# Start of RAW DATA

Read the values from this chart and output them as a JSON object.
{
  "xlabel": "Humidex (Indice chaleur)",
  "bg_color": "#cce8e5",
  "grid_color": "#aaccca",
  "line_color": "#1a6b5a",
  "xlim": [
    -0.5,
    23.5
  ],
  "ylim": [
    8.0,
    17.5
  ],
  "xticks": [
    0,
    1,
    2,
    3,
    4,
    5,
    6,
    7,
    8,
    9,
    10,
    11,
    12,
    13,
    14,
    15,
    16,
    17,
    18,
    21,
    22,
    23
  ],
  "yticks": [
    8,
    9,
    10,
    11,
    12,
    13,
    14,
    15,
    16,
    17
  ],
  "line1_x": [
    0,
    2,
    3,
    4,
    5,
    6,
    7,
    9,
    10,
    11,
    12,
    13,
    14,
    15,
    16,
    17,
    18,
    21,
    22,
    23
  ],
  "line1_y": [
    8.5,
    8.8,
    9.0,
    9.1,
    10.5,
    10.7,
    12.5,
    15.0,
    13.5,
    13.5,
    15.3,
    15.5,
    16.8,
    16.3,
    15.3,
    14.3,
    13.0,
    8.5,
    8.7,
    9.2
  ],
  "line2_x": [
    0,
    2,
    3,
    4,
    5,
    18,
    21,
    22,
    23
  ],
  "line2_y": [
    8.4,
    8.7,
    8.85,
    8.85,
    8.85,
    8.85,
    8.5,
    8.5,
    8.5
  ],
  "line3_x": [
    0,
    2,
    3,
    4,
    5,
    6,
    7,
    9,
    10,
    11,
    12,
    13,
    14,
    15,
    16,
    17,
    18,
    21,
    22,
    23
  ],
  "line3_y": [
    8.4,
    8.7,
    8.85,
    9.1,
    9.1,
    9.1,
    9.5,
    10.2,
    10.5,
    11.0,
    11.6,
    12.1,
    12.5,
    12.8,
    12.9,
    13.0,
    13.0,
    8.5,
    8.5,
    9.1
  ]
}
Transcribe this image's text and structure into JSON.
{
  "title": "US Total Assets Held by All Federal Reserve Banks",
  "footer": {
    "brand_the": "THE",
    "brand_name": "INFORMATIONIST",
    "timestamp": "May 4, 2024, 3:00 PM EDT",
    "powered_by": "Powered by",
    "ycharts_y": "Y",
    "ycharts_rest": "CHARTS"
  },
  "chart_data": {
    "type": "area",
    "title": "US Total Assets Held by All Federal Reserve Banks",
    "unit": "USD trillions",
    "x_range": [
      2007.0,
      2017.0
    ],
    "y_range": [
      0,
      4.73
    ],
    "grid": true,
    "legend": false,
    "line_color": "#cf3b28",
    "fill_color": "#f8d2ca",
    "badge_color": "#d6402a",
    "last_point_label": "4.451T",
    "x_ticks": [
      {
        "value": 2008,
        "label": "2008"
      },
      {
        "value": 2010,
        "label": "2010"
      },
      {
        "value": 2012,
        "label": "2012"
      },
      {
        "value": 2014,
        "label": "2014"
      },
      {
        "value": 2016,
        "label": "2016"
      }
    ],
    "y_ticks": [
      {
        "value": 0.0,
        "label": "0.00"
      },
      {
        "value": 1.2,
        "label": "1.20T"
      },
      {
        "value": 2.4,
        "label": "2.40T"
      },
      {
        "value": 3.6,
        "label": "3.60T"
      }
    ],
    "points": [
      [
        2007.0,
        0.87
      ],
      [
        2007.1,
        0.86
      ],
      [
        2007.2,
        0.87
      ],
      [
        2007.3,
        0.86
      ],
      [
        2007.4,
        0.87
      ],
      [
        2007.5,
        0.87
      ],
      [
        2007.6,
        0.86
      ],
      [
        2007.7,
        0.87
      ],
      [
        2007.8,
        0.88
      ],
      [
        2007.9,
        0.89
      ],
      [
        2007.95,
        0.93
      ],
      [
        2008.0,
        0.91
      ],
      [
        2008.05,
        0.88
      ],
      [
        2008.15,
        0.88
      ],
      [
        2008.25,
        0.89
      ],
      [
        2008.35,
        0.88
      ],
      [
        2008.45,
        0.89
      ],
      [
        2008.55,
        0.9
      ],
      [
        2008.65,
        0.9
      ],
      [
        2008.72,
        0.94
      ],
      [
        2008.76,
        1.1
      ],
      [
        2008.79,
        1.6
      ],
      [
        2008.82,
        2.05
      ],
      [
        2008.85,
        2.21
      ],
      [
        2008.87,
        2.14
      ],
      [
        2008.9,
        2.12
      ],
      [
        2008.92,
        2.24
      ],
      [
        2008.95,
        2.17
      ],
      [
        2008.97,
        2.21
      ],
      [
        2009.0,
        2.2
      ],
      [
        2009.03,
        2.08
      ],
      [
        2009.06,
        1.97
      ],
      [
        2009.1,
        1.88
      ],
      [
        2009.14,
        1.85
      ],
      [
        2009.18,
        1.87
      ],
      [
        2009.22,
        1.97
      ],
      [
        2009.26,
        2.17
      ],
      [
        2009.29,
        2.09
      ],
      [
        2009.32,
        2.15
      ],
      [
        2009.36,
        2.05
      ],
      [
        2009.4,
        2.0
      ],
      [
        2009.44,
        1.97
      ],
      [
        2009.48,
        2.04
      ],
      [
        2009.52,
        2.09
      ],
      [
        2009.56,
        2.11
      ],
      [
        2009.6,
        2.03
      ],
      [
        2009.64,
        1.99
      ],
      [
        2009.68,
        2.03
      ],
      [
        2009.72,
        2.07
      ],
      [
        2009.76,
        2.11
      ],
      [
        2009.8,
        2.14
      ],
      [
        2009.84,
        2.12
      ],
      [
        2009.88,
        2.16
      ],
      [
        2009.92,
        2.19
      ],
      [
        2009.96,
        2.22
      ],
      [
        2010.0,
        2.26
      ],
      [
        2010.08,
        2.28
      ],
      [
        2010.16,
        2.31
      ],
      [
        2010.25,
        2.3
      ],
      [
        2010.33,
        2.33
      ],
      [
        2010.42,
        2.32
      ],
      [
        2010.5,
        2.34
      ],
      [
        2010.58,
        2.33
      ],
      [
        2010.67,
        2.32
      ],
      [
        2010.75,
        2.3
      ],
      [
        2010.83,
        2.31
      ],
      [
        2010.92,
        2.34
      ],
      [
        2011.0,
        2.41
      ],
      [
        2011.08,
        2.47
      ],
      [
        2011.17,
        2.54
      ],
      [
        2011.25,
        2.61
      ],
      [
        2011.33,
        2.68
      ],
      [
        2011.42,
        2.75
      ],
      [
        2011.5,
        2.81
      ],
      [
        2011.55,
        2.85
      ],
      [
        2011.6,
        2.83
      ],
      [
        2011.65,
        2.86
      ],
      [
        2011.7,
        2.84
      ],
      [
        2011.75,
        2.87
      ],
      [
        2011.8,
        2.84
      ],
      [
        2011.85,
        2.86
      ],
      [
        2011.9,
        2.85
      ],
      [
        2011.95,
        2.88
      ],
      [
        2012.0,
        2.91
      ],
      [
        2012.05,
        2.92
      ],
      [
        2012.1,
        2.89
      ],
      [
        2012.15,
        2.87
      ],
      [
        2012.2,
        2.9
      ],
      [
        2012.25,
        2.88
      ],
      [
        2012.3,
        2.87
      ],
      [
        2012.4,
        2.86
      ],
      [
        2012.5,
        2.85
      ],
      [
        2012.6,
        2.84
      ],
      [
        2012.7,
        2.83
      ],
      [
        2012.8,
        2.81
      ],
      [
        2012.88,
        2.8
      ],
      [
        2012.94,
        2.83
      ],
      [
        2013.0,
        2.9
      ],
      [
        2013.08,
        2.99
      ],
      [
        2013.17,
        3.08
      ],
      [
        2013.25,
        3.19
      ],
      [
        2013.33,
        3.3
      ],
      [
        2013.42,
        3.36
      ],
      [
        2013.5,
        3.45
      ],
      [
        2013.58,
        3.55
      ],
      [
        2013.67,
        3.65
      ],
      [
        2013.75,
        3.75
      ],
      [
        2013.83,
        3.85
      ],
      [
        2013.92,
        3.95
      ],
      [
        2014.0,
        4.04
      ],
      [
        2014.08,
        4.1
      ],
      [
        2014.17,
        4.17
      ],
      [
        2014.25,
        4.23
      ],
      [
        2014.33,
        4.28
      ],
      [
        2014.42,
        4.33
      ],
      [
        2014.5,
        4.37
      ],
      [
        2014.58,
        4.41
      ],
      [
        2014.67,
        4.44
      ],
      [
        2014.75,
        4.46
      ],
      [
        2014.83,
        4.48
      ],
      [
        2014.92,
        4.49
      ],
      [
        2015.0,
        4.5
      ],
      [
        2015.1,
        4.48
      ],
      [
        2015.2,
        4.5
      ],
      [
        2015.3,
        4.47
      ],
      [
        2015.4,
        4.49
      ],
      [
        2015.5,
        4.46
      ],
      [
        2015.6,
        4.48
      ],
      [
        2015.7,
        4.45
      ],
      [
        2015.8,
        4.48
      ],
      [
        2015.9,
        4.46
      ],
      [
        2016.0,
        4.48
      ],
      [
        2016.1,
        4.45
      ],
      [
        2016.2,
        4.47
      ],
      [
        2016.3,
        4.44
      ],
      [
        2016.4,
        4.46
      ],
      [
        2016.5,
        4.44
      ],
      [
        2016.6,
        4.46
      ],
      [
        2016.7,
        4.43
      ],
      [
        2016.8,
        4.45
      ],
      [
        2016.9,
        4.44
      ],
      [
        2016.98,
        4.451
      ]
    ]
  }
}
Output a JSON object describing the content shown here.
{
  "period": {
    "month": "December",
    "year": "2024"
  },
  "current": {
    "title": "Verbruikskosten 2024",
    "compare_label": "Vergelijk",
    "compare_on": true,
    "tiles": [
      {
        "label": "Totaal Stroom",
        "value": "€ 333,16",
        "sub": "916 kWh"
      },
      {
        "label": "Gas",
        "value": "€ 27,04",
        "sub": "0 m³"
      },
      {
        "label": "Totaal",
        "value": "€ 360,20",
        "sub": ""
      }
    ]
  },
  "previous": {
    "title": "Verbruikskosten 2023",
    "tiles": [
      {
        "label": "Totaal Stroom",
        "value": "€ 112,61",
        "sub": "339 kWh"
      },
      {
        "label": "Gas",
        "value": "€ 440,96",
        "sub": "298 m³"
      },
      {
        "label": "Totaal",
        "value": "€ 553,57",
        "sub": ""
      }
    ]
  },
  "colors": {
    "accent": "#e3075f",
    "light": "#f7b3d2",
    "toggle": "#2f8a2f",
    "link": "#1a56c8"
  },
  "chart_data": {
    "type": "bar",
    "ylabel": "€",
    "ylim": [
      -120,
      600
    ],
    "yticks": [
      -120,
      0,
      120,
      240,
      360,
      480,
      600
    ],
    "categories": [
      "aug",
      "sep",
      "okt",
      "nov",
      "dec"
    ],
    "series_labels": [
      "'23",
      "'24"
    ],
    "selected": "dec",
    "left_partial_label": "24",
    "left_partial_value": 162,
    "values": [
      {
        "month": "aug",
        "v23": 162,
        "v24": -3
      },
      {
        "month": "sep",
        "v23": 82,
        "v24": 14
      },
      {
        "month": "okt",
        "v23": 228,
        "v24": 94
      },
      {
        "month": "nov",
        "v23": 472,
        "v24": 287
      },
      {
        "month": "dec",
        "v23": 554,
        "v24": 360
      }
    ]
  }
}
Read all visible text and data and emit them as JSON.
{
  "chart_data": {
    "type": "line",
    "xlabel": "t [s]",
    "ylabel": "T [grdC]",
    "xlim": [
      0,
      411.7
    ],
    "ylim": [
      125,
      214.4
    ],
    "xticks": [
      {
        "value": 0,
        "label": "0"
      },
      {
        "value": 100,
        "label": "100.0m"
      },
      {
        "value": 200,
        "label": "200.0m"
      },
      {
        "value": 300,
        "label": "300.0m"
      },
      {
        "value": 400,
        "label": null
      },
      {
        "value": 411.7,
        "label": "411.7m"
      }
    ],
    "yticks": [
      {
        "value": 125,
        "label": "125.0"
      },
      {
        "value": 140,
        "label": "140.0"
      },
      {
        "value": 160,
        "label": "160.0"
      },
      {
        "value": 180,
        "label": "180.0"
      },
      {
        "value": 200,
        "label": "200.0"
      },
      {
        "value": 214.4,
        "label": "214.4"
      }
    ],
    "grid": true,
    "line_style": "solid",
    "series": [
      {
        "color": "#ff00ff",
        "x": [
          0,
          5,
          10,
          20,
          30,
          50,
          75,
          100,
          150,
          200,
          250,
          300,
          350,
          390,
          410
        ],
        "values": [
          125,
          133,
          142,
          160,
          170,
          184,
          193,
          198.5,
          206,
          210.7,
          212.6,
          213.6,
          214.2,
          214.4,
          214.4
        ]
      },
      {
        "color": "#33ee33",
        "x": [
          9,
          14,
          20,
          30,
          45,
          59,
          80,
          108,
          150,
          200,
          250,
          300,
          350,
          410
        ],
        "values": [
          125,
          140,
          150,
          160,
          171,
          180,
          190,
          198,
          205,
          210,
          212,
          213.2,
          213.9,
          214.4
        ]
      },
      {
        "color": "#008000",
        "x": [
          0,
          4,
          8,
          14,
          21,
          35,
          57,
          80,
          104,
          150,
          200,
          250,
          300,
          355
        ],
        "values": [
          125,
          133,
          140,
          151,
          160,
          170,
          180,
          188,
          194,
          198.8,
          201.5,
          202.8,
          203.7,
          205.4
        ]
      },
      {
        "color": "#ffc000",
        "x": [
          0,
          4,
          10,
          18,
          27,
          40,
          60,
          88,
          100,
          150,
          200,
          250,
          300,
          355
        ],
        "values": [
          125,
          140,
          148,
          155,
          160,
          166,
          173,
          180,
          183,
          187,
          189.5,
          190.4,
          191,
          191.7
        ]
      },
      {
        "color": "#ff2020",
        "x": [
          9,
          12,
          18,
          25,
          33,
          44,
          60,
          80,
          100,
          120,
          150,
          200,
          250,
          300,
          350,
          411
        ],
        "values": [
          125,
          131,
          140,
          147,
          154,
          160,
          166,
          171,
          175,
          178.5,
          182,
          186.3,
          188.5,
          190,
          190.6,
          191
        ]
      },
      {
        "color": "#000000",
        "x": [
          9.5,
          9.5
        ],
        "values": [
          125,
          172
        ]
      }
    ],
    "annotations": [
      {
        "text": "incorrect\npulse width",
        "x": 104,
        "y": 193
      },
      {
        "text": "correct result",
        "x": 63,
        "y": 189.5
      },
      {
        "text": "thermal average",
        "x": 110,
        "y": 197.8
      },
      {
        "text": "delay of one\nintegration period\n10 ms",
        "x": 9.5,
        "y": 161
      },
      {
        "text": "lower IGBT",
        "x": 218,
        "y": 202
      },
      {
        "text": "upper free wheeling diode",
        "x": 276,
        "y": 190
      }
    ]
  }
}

# End of RAW DATA

__PROBLEM STATEMENT__: Pick out and copy the lines of the material that include the word "month".

__SOLUTION FOR THIS PROBLEM__:
    "month": "December",
        "month": "aug",
        "month": "sep",
        "month": "okt",
        "month": "nov",
        "month": "dec",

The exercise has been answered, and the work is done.